#### Text block:
----------

Re: The Future of Aggregation

From: Kevin Grittner <kgrittn(at)ymail(dot)com>
To: David Rowley <david(dot)rowley(at)2ndquadrant(dot)com>, PostgreSQL-development <pgsql-hackers(at)postgresql(dot)org>, "kevin(dot)grittner(at)enterprisedb(dot)com" <kevin(dot)grittner(at)enterprisedb(dot)com>, "amit(dot)kapila(at)enterprisedb(dot)com" <amit(dot)kapila(at)enterprisedb(dot)com>, Simon Riggs <simon(dot)riggs(at)2ndquadrant(dot)com>
Subject: Re: The Future of Aggregation
Date: 2015-06-09 14:52:51
Message-ID: 2120479484.7962669.1433861571649.JavaMail.yahoo@mail.yahoo.com
Views: Raw Message | Whole Thread | Download mbox | Resend email
Thread:
Lists: pgsql-hackers

David Rowley <david(dot)rowley(at)2ndquadrant(dot)com> wrote:

> It appears to me that there's quite a few new features and
> optimisations on the not too distant horizon which will require
> adding yet more fields into pg_aggregate.
>
> These are things along the lines of:

> 3. Auto-updating Materialized views (ones which contain aggregate
> functions)

Yes, that's certainly on the road map. The recent work to add
support for inverse transition functions already goes a huge way
toward allowing optimization of incremental maintenance of
aggregates in materialized views.

> Items 1-4 above I believe require support of "Aggregate State
> Combine Support" -> https://commitfest.postgresql.org/5/131/

Yeah, that seems likely to extend optimized cases even further.

> 5. Dependant Aggregates

> Item 5 makes items 1-4 a bit more complex as with this item
> there's opportunity for very good performance improvements by
> allowing aggregates like AVG(x) also perform all the required
> work to allow SUM(x) and COUNT(x) to be calculated for "free" in
> a query containing all 3 aggregates.

----------

#### What to do:
(1) In the aggregation message, switch "pg_aggregate" to "pg_proc" and write out the passage from "From: Kevin Grittner" up to and including "fields into pg_aggregate.".
(2) Convert the stored data entries rows, from the first row up to and including the line with "page-number: 3 xyxy=(722,1046,731,1065)", into a JSON list of strings with one string per line and blank lines left out.

Stored data entries
----------

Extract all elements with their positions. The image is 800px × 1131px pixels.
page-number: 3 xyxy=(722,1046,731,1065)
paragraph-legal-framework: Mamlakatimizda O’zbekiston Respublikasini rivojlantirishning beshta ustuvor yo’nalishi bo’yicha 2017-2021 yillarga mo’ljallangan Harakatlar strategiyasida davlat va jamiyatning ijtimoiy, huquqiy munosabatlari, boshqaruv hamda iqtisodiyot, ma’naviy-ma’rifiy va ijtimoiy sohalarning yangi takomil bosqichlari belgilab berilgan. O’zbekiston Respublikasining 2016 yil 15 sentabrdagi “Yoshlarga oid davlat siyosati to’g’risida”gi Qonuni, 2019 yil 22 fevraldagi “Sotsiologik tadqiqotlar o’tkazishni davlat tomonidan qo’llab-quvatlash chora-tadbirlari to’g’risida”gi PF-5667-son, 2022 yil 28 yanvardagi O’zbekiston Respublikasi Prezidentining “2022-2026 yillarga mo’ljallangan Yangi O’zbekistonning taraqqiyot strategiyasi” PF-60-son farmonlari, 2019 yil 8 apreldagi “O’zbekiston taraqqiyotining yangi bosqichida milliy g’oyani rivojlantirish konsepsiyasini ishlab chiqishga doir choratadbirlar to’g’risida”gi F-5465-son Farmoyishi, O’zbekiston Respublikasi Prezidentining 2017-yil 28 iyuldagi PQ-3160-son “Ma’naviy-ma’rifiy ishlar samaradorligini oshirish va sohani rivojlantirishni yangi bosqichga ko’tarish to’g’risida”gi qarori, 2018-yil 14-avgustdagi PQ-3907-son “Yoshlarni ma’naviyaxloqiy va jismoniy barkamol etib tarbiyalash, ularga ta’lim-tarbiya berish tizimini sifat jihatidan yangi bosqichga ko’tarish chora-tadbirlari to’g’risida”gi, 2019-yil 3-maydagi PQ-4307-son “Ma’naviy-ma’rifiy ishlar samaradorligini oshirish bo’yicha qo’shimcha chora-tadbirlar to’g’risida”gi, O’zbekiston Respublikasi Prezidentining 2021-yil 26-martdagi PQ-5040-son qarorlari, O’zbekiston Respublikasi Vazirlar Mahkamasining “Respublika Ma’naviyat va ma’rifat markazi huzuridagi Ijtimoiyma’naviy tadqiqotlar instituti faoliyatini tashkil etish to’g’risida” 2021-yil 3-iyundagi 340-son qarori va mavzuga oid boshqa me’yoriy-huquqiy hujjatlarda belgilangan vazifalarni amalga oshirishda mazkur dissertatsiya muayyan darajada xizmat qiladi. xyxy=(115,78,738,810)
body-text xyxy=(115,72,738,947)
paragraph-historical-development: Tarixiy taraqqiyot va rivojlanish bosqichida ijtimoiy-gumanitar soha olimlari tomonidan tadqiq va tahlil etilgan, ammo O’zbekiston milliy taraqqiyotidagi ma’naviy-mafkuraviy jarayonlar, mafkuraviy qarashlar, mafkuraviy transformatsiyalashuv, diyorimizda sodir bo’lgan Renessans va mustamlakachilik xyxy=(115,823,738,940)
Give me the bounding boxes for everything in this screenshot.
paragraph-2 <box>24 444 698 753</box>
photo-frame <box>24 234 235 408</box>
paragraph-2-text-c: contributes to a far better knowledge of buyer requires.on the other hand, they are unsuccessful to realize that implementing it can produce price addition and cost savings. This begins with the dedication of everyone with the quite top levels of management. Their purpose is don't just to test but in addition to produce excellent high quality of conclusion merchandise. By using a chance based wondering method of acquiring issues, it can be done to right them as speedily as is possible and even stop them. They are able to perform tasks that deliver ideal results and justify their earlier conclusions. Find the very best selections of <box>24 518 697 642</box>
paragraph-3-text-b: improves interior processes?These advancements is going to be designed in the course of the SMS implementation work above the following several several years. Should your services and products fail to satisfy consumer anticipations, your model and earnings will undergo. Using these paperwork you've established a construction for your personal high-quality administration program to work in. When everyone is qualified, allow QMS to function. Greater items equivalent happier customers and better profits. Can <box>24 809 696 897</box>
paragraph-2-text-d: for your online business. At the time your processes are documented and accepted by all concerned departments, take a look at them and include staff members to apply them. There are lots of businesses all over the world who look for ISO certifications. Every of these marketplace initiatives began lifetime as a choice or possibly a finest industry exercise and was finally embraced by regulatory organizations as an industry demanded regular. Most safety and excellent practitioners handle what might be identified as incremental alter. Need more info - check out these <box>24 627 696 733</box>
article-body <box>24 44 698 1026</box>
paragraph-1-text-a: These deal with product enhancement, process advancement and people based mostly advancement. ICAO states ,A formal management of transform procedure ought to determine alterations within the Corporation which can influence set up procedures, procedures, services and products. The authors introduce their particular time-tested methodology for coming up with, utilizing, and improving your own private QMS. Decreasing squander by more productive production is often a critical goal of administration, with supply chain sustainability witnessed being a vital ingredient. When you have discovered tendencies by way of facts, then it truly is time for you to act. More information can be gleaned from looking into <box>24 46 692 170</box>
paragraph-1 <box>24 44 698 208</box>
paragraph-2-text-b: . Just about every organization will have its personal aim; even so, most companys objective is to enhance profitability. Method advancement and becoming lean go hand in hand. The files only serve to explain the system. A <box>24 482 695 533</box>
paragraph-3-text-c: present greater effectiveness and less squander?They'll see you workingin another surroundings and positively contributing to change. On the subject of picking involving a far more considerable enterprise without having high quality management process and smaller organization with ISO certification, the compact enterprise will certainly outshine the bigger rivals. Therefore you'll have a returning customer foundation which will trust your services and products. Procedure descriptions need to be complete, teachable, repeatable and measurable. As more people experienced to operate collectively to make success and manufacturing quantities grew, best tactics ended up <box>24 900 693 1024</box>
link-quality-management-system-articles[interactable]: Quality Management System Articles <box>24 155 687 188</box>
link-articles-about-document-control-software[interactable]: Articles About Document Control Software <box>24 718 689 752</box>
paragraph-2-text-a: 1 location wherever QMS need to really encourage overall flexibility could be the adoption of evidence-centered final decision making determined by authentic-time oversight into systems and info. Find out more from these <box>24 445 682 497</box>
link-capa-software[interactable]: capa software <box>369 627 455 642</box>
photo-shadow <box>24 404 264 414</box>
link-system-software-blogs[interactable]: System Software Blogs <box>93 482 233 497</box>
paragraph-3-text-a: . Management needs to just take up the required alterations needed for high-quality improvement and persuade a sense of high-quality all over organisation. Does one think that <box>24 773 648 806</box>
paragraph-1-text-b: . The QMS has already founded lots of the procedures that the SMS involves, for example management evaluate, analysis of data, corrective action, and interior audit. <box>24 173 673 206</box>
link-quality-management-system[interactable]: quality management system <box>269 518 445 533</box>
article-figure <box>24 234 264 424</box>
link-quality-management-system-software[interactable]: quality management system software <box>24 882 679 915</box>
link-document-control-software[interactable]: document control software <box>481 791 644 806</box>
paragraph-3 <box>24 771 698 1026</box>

----------

#### Results of the exercise:
(1)
From: Kevin Grittner <kgrittn(at)ymail(dot)com>
To: David Rowley <david(dot)rowley(at)2ndquadrant(dot)com>, PostgreSQL-development <pgsql-hackers(at)postgresql(dot)org>, "kevin(dot)grittner(at)enterprisedb(dot)com" <kevin(dot)grittner(at)enterprisedb(dot)com>, "amit(dot)kapila(at)enterprisedb(dot)com" <amit(dot)kapila(at)enterprisedb(dot)com>, Simon Riggs <simon(dot)riggs(at)2ndquadrant(dot)com>
Subject: Re: The Future of Aggregation
Date: 2015-06-09 14:52:51
Message-ID: 2120479484.7962669.1433861571649.JavaMail.yahoo@mail.yahoo.com
Views: Raw Message | Whole Thread | Download mbox | Resend email
Thread:
Lists: pgsql-hackers

David Rowley <david(dot)rowley(at)2ndquadrant(dot)com> wrote:

> It appears to me that there's quite a few new features and
> optimisations on the not too distant horizon which will require
> adding yet more fields into pg_proc.

(2)
[
  "Extract all elements with their positions. The image is 800px × 1131px pixels.",
  "page-number: 3 xyxy=(722,1046,731,1065)"
]